• [Information given]

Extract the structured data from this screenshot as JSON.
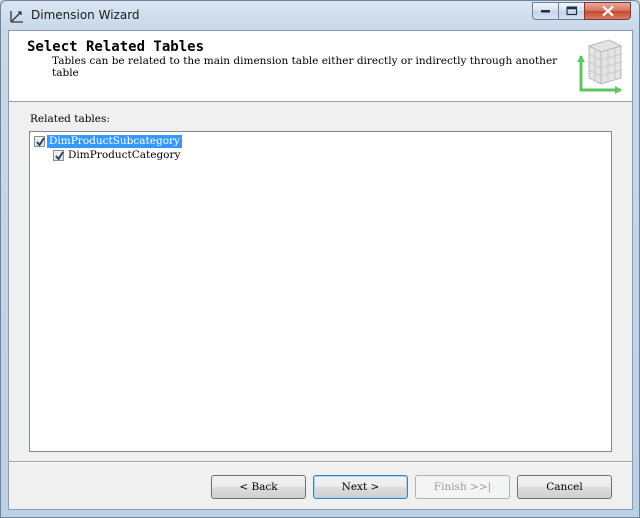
{
  "window": {
    "title": "Dimension Wizard"
  },
  "header": {
    "title": "Select Related Tables",
    "description": "Tables can be related to the main dimension table either directly or indirectly through another table"
  },
  "main": {
    "related_label": "Related tables:",
    "tree": [
      {
        "label": "DimProductSubcategory",
        "checked": true,
        "selected": true
      },
      {
        "label": "DimProductCategory",
        "checked": true,
        "selected": false
      }
    ]
  },
  "buttons": {
    "back": "< Back",
    "next": "Next >",
    "finish": "Finish >>|",
    "cancel": "Cancel"
  },
  "colors": {
    "selection": "#3399ff",
    "close_button": "#c4462e",
    "graphic_accent": "#5cc75c"
  }
}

• [Work to complete] Please set down each line of the data above exactly as written, without the pictures.

• [Exercise output]
Extract the structured data from this screenshot as JSON.
{
  "window": {
    "title": "Dimension Wizard"
  },
  "header": {
    "title": "Select Related Tables",
    "description": "Tables can be related to the main dimension table either directly or indirectly through another table"
  },
  "main": {
    "related_label": "Related tables:",
    "tree": [
      {
        "label": "DimProductSubcategory",
        "checked": true,
        "selected": true
      },
      {
        "label": "DimProductCategory",
        "checked": true,
        "selected": false
      }
    ]
  },
  "buttons": {
    "back": "< Back",
    "next": "Next >",
    "finish": "Finish >>|",
    "cancel": "Cancel"
  },
  "colors": {
    "selection": "#3399ff",
    "close_button": "#c4462e",
    "graphic_accent": "#5cc75c"
  }
}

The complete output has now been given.